Data provided:
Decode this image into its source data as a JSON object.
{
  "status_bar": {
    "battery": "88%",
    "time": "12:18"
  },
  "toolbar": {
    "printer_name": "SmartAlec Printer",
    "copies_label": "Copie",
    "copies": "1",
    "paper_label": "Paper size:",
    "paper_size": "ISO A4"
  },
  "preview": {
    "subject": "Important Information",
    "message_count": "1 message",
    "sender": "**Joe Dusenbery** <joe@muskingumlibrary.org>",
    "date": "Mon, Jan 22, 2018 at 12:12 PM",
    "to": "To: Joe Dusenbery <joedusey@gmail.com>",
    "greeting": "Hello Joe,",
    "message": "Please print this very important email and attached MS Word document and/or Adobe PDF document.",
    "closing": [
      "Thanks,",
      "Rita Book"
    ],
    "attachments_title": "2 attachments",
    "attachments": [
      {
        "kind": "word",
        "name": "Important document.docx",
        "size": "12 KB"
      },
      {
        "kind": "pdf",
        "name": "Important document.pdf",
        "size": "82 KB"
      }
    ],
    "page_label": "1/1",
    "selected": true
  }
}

Challenge: Reproduce the entries above in full, verbatim.

Task answer:
Decode this image into its source data as a JSON object.
{
  "status_bar": {
    "battery": "88%",
    "time": "12:18"
  },
  "toolbar": {
    "printer_name": "SmartAlec Printer",
    "copies_label": "Copie",
    "copies": "1",
    "paper_label": "Paper size:",
    "paper_size": "ISO A4"
  },
  "preview": {
    "subject": "Important Information",
    "message_count": "1 message",
    "sender": "**Joe Dusenbery** <joe@muskingumlibrary.org>",
    "date": "Mon, Jan 22, 2018 at 12:12 PM",
    "to": "To: Joe Dusenbery <joedusey@gmail.com>",
    "greeting": "Hello Joe,",
    "message": "Please print this very important email and attached MS Word document and/or Adobe PDF document.",
    "closing": [
      "Thanks,",
      "Rita Book"
    ],
    "attachments_title": "2 attachments",
    "attachments": [
      {
        "kind": "word",
        "name": "Important document.docx",
        "size": "12 KB"
      },
      {
        "kind": "pdf",
        "name": "Important document.pdf",
        "size": "82 KB"
      }
    ],
    "page_label": "1/1",
    "selected": true
  }
}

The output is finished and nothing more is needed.